▶ [Problem to work on]:
Quote all lines below exactly. Images stay out.

▶ [Items]:

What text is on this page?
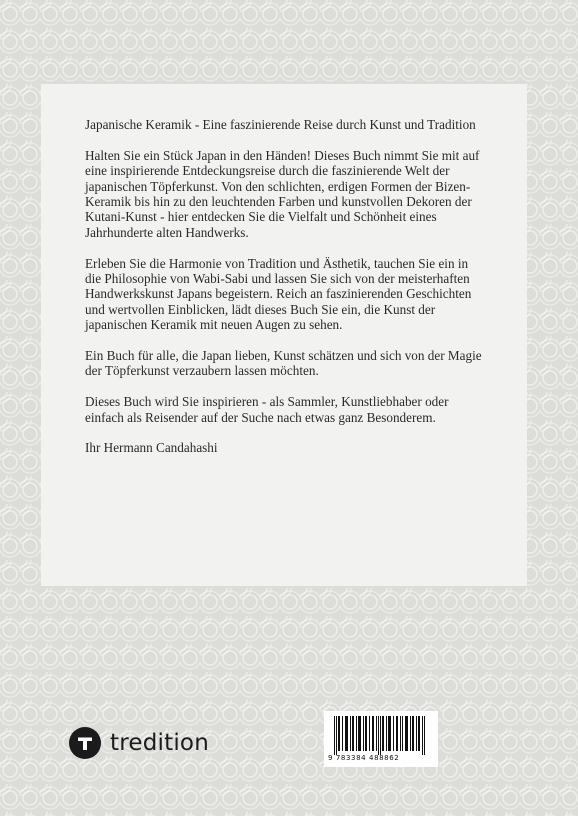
Japanische Keramik - Eine faszinierende Reise durch Kunst und Tradition

Halten Sie ein Stück Japan in den Händen! Dieses Buch nimmt Sie mit auf eine inspirierende Entdeckungsreise durch die faszinierende Welt der japanischen Töpferkunst. Von den schlichten, erdigen Formen der Bizen-Keramik bis hin zu den leuchtenden Farben und kunstvollen Dekoren der Kutani-Kunst - hier entdecken Sie die Vielfalt und Schönheit eines Jahrhunderte alten Handwerks.

Erleben Sie die Harmonie von Tradition und Ästhetik, tauchen Sie ein in die Philosophie von Wabi-Sabi und lassen Sie sich von der meisterhaften Handwerkskunst Japans begeistern. Reich an faszinierenden Geschichten und wertvollen Einblicken, lädt dieses Buch Sie ein, die Kunst der japanischen Keramik mit neuen Augen zu sehen.

Ein Buch für alle, die Japan lieben, Kunst schätzen und sich von der Magie der Töpferkunst verzaubern lassen möchten.

Dieses Buch wird Sie inspirieren - als Sammler, Kunstliebhaber oder einfach als Reisender auf der Suche nach etwas ganz Besonderem.

Ihr Hermann Candahashi

tredition
9 783384 488862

▶ [Complete answer]:
What text is on this page?
Japanische Keramik - Eine faszinierende Reise durch Kunst und Tradition

Halten Sie ein Stück Japan in den Händen! Dieses Buch nimmt Sie mit auf eine inspirierende Entdeckungsreise durch die faszinierende Welt der japanischen Töpferkunst. Von den schlichten, erdigen Formen der Bizen-Keramik bis hin zu den leuchtenden Farben und kunstvollen Dekoren der Kutani-Kunst - hier entdecken Sie die Vielfalt und Schönheit eines Jahrhunderte alten Handwerks.

Erleben Sie die Harmonie von Tradition und Ästhetik, tauchen Sie ein in die Philosophie von Wabi-Sabi und lassen Sie sich von der meisterhaften Handwerkskunst Japans begeistern. Reich an faszinierenden Geschichten und wertvollen Einblicken, lädt dieses Buch Sie ein, die Kunst der japanischen Keramik mit neuen Augen zu sehen.

Ein Buch für alle, die Japan lieben, Kunst schätzen und sich von der Magie der Töpferkunst verzaubern lassen möchten.

Dieses Buch wird Sie inspirieren - als Sammler, Kunstliebhaber oder einfach als Reisender auf der Suche nach etwas ganz Besonderem.

Ihr Hermann Candahashi

tredition
9 783384 488862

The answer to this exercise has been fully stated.